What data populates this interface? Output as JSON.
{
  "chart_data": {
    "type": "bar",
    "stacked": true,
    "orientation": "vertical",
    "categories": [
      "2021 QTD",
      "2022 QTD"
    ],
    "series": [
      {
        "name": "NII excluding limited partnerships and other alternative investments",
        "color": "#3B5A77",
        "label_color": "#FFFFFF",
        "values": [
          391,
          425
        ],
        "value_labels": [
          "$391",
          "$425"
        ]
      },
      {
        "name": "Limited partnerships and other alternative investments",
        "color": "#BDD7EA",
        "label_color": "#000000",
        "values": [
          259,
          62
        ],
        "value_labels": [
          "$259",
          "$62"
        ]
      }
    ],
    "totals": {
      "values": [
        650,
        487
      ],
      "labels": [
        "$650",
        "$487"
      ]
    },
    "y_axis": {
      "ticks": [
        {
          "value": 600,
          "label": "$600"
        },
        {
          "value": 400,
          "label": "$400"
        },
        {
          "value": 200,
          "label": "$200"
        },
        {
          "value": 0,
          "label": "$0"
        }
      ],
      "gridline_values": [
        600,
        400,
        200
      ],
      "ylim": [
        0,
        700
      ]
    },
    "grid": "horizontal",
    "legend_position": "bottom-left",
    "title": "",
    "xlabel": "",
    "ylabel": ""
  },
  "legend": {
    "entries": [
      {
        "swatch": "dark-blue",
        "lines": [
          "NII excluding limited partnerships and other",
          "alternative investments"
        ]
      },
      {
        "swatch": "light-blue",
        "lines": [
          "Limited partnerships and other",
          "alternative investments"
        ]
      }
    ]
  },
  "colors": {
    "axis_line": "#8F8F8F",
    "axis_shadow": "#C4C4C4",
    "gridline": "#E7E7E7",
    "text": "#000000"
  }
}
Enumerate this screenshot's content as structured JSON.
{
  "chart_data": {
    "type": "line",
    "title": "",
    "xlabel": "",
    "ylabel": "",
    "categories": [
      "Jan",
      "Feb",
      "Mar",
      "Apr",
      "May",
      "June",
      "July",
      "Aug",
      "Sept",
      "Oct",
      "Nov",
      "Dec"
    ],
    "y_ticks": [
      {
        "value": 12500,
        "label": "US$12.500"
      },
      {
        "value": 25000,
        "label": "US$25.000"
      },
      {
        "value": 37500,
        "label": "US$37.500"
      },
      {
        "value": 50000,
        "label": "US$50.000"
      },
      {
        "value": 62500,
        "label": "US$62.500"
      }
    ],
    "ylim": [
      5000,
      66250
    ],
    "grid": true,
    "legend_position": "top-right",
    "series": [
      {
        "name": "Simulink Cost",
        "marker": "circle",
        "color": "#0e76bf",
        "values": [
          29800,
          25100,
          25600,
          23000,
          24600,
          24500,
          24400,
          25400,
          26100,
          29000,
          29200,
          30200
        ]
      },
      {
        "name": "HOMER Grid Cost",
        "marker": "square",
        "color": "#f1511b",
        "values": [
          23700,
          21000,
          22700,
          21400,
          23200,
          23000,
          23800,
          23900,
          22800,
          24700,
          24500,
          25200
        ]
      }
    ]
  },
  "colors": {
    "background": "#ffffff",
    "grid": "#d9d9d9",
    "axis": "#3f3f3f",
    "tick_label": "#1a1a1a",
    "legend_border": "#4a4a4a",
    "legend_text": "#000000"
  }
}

◆ ◆ ◆

▸ **What you should do**
Where a line holds "name", copy that line.

▸ **Answer**
        "name": "NII excluding limited partnerships and other alternative investments",
        "name": "Limited partnerships and other alternative investments",
        "name": "Simulink Cost",
        "name": "HOMER Grid Cost",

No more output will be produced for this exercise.